(Layout coordinate data)

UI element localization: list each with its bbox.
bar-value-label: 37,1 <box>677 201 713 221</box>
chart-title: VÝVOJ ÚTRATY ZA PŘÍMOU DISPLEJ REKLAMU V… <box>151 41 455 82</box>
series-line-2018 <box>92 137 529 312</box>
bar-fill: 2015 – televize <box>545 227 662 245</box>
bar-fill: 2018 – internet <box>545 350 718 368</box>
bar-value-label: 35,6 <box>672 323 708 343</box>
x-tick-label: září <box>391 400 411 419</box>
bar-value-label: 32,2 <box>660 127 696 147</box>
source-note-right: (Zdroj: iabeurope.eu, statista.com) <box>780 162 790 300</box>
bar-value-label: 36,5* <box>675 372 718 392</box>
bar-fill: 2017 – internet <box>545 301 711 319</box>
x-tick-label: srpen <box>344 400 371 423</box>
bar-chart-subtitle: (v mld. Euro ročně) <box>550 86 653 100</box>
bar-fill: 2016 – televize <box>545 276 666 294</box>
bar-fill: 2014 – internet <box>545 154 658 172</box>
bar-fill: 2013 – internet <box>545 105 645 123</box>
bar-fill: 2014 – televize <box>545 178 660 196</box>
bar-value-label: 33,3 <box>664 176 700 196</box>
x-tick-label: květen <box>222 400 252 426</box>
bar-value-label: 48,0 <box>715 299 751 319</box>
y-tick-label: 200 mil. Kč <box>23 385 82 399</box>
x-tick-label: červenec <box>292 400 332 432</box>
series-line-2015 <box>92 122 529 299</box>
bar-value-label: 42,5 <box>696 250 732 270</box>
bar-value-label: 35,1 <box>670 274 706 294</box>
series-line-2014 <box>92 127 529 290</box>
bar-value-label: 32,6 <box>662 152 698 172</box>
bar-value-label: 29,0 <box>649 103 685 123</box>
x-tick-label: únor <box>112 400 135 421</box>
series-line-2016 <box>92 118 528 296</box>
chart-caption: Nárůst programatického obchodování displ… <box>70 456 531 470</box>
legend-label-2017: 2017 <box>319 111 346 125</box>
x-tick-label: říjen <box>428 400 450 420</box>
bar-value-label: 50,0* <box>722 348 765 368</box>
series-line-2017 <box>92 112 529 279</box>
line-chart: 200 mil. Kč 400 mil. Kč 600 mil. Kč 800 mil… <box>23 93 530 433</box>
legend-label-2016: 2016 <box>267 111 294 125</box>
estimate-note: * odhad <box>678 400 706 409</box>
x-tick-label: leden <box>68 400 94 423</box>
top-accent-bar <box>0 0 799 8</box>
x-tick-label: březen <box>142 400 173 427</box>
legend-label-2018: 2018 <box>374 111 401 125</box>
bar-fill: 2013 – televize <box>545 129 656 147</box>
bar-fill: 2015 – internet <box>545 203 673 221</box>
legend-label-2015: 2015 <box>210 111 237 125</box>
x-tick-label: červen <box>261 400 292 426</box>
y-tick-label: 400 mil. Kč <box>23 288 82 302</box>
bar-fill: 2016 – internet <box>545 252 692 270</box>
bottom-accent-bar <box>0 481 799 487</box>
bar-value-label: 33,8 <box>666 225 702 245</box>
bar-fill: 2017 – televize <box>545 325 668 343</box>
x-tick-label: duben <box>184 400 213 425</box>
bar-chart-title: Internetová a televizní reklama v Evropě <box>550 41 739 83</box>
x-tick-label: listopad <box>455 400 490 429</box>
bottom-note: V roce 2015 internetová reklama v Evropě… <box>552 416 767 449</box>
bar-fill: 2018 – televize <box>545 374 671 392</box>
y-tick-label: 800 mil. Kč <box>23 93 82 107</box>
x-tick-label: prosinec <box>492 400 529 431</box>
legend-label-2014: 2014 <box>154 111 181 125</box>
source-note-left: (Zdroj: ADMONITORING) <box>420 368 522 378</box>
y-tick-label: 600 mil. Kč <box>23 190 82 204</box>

Stated goal -
Can you give the lines of these records as a JSON list of strings, one string per line, with blank lines left out?

Solution below -
[
  "UI element localization: list each with its bbox.",
  "bar-value-label: 37,1 <box>677 201 713 221</box>",
  "chart-title: VÝVOJ ÚTRATY ZA PŘÍMOU DISPLEJ REKLAMU V… <box>151 41 455 82</box>",
  "series-line-2018 <box>92 137 529 312</box>",
  "bar-fill: 2015 – televize <box>545 227 662 245</box>",
  "bar-fill: 2018 – internet <box>545 350 718 368</box>",
  "bar-value-label: 35,6 <box>672 323 708 343</box>",
  "x-tick-label: září <box>391 400 411 419</box>",
  "bar-value-label: 32,2 <box>660 127 696 147</box>",
  "source-note-right: (Zdroj: iabeurope.eu, statista.com) <box>780 162 790 300</box>",
  "bar-value-label: 36,5* <box>675 372 718 392</box>",
  "bar-fill: 2017 – internet <box>545 301 711 319</box>",
  "x-tick-label: srpen <box>344 400 371 423</box>",
  "bar-chart-subtitle: (v mld. Euro ročně) <box>550 86 653 100</box>",
  "bar-fill: 2016 – televize <box>545 276 666 294</box>",
  "bar-fill: 2014 – internet <box>545 154 658 172</box>",
  "bar-fill: 2013 – internet <box>545 105 645 123</box>",
  "bar-fill: 2014 – televize <box>545 178 660 196</box>",
  "bar-value-label: 33,3 <box>664 176 700 196</box>",
  "x-tick-label: květen <box>222 400 252 426</box>",
  "bar-value-label: 48,0 <box>715 299 751 319</box>",
  "y-tick-label: 200 mil. Kč <box>23 385 82 399</box>",
  "x-tick-label: červenec <box>292 400 332 432</box>",
  "series-line-2015 <box>92 122 529 299</box>",
  "bar-value-label: 42,5 <box>696 250 732 270</box>",
  "bar-value-label: 35,1 <box>670 274 706 294</box>",
  "series-line-2014 <box>92 127 529 290</box>",
  "bar-value-label: 32,6 <box>662 152 698 172</box>",
  "bar-value-label: 29,0 <box>649 103 685 123</box>",
  "x-tick-label: únor <box>112 400 135 421</box>",
  "series-line-2016 <box>92 118 528 296</box>",
  "chart-caption: Nárůst programatického obchodování displ… <box>70 456 531 470</box>",
  "legend-label-2017: 2017 <box>319 111 346 125</box>",
  "x-tick-label: říjen <box>428 400 450 420</box>",
  "bar-value-label: 50,0* <box>722 348 765 368</box>",
  "series-line-2017 <box>92 112 529 279</box>",
  "line-chart: 200 mil. Kč 400 mil. Kč 600 mil. Kč 800 mil… <box>23 93 530 433</box>",
  "legend-label-2016: 2016 <box>267 111 294 125</box>",
  "estimate-note: * odhad <box>678 400 706 409</box>",
  "x-tick-label: leden <box>68 400 94 423</box>",
  "top-accent-bar <box>0 0 799 8</box>",
  "x-tick-label: březen <box>142 400 173 427</box>",
  "legend-label-2018: 2018 <box>374 111 401 125</box>",
  "bar-fill: 2013 – televize <box>545 129 656 147</box>",
  "bar-fill: 2015 – internet <box>545 203 673 221</box>",
  "legend-label-2015: 2015 <box>210 111 237 125</box>",
  "x-tick-label: červen <box>261 400 292 426</box>",
  "y-tick-label: 400 mil. Kč <box>23 288 82 302</box>",
  "bar-fill: 2016 – internet <box>545 252 692 270</box>",
  "bottom-accent-bar <box>0 481 799 487</box>",
  "bar-value-label: 33,8 <box>666 225 702 245</box>",
  "bar-fill: 2017 – televize <box>545 325 668 343</box>",
  "x-tick-label: duben <box>184 400 213 425</box>",
  "bar-chart-title: Internetová a televizní reklama v Evropě <box>550 41 739 83</box>",
  "x-tick-label: listopad <box>455 400 490 429</box>",
  "bottom-note: V roce 2015 internetová reklama v Evropě… <box>552 416 767 449</box>",
  "bar-fill: 2018 – televize <box>545 374 671 392</box>",
  "y-tick-label: 800 mil. Kč <box>23 93 82 107</box>",
  "x-tick-label: prosinec <box>492 400 529 431</box>",
  "legend-label-2014: 2014 <box>154 111 181 125</box>",
  "source-note-left: (Zdroj: ADMONITORING) <box>420 368 522 378</box>",
  "y-tick-label: 600 mil. Kč <box>23 190 82 204</box>"
]